Data excerpts
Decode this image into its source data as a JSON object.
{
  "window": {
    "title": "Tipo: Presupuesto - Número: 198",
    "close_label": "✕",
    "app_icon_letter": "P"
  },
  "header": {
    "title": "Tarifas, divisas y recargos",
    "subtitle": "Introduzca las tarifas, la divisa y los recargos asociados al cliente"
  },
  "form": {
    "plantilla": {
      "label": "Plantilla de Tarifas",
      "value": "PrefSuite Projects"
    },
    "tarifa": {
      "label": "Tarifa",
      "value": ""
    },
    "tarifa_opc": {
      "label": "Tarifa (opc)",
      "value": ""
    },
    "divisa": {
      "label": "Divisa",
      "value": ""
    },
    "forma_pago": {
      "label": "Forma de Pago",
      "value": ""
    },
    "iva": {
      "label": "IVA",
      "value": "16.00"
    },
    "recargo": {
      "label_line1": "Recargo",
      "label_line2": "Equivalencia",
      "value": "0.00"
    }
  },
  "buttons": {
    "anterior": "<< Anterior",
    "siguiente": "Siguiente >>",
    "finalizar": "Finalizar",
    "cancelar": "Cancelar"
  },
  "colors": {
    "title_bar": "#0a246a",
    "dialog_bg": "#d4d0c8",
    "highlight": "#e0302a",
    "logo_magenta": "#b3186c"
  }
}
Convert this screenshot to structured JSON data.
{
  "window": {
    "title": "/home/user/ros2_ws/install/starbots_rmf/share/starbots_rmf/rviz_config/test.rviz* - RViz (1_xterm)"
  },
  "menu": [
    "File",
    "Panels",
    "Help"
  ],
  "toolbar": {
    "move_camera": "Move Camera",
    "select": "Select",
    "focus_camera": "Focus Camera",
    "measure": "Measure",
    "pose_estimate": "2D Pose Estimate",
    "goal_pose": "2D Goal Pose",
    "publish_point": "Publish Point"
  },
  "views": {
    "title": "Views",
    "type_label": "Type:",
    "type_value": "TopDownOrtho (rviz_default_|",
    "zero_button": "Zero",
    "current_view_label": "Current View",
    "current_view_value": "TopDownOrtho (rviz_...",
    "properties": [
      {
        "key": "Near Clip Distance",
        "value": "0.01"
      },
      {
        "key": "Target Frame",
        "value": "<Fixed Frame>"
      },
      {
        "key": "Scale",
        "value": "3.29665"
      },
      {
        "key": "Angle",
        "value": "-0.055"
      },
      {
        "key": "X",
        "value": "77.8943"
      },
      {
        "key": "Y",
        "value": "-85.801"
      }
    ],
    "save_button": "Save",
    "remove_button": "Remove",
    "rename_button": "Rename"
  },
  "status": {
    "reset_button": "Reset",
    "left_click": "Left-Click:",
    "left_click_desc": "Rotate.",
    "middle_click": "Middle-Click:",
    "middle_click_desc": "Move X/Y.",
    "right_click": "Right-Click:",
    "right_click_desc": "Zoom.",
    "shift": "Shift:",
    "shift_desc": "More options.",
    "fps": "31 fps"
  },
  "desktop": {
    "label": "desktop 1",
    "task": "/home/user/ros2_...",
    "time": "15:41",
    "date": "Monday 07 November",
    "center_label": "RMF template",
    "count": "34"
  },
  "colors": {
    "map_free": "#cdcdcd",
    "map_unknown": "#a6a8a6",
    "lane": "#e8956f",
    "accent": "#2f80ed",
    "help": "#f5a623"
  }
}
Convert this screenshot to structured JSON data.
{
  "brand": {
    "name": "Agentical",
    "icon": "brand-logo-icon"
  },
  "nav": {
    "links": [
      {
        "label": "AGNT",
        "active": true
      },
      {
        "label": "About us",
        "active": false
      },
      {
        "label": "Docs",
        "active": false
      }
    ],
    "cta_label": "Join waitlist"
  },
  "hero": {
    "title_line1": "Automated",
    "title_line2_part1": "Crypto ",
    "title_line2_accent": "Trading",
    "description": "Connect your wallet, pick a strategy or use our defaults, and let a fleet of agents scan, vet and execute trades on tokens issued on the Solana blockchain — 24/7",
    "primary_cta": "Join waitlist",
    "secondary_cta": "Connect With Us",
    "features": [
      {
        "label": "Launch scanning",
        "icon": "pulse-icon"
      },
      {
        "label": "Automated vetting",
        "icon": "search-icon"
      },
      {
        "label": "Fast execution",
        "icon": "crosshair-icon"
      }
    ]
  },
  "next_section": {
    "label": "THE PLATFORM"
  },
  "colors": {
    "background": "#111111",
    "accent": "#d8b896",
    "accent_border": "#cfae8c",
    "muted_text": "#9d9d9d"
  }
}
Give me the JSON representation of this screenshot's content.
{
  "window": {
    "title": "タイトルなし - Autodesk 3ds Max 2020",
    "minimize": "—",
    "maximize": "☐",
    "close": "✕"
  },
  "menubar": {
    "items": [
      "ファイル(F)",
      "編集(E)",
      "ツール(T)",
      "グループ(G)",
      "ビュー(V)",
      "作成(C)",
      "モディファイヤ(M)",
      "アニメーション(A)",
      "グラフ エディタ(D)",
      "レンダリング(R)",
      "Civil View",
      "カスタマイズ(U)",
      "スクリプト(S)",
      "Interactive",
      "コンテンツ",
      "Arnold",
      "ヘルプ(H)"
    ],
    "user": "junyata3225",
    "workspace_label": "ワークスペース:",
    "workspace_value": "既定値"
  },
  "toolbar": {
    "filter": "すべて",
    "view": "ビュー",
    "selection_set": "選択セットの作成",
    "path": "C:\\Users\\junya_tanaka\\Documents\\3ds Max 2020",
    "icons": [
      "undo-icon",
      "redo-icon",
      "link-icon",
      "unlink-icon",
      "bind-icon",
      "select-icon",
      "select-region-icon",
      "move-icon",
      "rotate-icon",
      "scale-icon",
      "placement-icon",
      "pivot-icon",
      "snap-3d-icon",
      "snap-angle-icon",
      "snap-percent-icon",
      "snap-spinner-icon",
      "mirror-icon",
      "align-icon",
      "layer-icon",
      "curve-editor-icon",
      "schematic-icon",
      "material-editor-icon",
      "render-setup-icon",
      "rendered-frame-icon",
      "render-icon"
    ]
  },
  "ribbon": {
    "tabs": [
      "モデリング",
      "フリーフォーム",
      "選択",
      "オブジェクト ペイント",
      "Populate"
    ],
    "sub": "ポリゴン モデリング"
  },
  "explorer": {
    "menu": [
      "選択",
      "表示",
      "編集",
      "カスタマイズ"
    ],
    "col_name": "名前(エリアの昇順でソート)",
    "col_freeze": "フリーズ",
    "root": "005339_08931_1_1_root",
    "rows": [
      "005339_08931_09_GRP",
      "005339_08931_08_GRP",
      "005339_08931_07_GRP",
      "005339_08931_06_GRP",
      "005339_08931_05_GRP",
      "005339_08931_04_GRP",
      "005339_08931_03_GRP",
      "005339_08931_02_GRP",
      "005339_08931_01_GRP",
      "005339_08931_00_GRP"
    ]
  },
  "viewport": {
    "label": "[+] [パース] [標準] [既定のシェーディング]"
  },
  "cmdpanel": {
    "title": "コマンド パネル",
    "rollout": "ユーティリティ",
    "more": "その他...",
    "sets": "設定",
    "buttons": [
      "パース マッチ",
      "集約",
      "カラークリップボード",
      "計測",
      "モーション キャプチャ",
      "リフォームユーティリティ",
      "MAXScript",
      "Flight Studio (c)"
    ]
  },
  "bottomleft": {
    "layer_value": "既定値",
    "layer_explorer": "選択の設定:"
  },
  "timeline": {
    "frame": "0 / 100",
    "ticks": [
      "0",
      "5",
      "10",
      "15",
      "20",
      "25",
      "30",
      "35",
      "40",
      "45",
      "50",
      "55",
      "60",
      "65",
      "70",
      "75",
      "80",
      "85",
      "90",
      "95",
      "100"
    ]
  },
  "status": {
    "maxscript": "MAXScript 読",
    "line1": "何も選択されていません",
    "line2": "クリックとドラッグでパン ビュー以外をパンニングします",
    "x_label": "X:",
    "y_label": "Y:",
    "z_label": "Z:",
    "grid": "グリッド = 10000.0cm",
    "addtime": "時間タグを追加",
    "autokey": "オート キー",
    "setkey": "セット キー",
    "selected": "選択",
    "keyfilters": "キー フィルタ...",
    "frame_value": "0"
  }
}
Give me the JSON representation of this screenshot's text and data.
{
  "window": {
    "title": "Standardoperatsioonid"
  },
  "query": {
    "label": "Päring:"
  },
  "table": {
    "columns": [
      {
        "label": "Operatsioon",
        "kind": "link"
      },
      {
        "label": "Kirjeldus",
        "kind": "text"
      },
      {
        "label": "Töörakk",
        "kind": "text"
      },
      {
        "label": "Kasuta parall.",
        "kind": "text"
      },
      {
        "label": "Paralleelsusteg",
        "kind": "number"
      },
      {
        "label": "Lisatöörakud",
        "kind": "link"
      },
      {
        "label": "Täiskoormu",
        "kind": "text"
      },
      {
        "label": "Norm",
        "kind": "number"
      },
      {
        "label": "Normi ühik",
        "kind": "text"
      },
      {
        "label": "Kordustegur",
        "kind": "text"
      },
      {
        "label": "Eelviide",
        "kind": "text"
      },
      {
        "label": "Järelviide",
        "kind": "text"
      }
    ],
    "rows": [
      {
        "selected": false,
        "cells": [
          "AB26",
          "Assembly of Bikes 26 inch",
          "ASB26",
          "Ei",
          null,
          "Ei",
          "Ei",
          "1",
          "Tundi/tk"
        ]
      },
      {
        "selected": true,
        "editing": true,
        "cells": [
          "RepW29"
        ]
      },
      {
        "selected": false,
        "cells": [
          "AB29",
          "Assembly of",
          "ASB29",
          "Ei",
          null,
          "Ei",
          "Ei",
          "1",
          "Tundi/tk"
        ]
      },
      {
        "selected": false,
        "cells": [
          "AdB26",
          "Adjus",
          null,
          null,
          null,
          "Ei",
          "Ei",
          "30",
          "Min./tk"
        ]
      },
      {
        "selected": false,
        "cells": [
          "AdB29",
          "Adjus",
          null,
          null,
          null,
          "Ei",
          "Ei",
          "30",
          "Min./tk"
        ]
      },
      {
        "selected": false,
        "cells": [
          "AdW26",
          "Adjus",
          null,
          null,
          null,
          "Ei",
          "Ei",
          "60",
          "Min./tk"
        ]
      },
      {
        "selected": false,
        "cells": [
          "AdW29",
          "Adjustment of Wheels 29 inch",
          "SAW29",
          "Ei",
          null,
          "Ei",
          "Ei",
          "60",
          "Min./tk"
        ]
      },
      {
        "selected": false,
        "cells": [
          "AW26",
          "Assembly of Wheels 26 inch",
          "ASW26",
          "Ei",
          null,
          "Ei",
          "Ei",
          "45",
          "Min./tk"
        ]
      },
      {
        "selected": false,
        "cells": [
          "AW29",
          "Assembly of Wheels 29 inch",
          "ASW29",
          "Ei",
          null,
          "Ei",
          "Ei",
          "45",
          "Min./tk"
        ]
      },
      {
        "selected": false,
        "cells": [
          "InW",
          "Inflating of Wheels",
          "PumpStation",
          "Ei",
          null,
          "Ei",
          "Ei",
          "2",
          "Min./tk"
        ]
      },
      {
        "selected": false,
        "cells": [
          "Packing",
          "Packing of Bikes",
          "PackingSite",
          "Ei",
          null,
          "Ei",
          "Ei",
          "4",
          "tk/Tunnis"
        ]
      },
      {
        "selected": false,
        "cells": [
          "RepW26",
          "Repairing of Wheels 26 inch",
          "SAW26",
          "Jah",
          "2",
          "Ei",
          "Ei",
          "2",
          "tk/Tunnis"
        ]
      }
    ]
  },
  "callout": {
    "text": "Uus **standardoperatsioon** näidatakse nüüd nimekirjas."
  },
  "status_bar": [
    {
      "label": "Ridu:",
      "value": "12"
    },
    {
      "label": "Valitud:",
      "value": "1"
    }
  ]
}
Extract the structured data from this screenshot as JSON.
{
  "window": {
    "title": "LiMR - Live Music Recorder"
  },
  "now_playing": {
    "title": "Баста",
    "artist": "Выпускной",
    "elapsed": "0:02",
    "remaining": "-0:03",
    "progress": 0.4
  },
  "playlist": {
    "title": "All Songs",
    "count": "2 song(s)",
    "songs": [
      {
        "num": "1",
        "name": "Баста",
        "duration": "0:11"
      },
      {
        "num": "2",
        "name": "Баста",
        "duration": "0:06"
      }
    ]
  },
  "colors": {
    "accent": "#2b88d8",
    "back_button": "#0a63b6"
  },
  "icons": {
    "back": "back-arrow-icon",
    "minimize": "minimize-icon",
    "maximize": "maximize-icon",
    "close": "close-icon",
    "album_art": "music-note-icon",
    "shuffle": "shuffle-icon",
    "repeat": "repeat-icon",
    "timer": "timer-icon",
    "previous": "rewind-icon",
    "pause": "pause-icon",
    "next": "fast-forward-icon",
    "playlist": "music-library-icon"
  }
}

§ **THE TASK**
Pull out every line of the records above that contains the word "home".

§ **RESULT OF THE TASK**
    "title": "/home/user/ros2_ws/install/starbots_rmf/share/starbots_rmf/rviz_config/test.rviz* - RViz (1_xterm)"
    "task": "/home/user/ros2_...",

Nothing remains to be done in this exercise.